SHORT PROBLEM> Print all the entries verbatim.

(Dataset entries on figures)
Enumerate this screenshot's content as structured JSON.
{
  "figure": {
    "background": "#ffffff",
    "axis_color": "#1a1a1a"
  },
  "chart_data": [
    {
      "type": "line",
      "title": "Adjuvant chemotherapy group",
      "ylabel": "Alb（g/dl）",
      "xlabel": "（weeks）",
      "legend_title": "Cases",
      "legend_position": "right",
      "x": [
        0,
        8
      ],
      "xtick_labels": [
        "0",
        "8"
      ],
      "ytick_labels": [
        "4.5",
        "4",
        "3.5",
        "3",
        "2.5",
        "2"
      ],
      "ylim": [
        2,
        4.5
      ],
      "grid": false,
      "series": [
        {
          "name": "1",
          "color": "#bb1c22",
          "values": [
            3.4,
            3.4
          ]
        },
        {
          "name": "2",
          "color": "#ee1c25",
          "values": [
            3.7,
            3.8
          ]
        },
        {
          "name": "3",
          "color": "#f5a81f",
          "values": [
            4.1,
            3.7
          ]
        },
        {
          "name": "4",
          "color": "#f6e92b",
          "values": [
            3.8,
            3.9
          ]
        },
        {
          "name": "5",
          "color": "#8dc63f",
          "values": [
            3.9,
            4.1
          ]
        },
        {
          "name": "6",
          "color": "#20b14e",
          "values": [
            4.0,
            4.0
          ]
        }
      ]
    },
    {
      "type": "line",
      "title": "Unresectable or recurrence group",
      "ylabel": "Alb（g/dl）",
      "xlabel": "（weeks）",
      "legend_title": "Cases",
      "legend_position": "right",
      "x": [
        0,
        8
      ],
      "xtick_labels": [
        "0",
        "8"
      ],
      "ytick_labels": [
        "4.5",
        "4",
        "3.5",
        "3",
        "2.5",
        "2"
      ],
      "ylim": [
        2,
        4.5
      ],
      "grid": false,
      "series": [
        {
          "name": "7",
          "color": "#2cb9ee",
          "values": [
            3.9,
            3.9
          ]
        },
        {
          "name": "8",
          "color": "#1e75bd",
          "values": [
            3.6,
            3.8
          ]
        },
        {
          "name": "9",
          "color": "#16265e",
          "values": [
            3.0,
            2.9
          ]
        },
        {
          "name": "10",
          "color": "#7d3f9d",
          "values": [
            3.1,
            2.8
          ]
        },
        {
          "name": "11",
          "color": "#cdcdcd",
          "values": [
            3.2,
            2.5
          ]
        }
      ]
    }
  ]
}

FINISHED ANSWER>
Enumerate this screenshot's content as structured JSON.
{
  "figure": {
    "background": "#ffffff",
    "axis_color": "#1a1a1a"
  },
  "chart_data": [
    {
      "type": "line",
      "title": "Adjuvant chemotherapy group",
      "ylabel": "Alb（g/dl）",
      "xlabel": "（weeks）",
      "legend_title": "Cases",
      "legend_position": "right",
      "x": [
        0,
        8
      ],
      "xtick_labels": [
        "0",
        "8"
      ],
      "ytick_labels": [
        "4.5",
        "4",
        "3.5",
        "3",
        "2.5",
        "2"
      ],
      "ylim": [
        2,
        4.5
      ],
      "grid": false,
      "series": [
        {
          "name": "1",
          "color": "#bb1c22",
          "values": [
            3.4,
            3.4
          ]
        },
        {
          "name": "2",
          "color": "#ee1c25",
          "values": [
            3.7,
            3.8
          ]
        },
        {
          "name": "3",
          "color": "#f5a81f",
          "values": [
            4.1,
            3.7
          ]
        },
        {
          "name": "4",
          "color": "#f6e92b",
          "values": [
            3.8,
            3.9
          ]
        },
        {
          "name": "5",
          "color": "#8dc63f",
          "values": [
            3.9,
            4.1
          ]
        },
        {
          "name": "6",
          "color": "#20b14e",
          "values": [
            4.0,
            4.0
          ]
        }
      ]
    },
    {
      "type": "line",
      "title": "Unresectable or recurrence group",
      "ylabel": "Alb（g/dl）",
      "xlabel": "（weeks）",
      "legend_title": "Cases",
      "legend_position": "right",
      "x": [
        0,
        8
      ],
      "xtick_labels": [
        "0",
        "8"
      ],
      "ytick_labels": [
        "4.5",
        "4",
        "3.5",
        "3",
        "2.5",
        "2"
      ],
      "ylim": [
        2,
        4.5
      ],
      "grid": false,
      "series": [
        {
          "name": "7",
          "color": "#2cb9ee",
          "values": [
            3.9,
            3.9
          ]
        },
        {
          "name": "8",
          "color": "#1e75bd",
          "values": [
            3.6,
            3.8
          ]
        },
        {
          "name": "9",
          "color": "#16265e",
          "values": [
            3.0,
            2.9
          ]
        },
        {
          "name": "10",
          "color": "#7d3f9d",
          "values": [
            3.1,
            2.8
          ]
        },
        {
          "name": "11",
          "color": "#cdcdcd",
          "values": [
            3.2,
            2.5
          ]
        }
      ]
    }
  ]
}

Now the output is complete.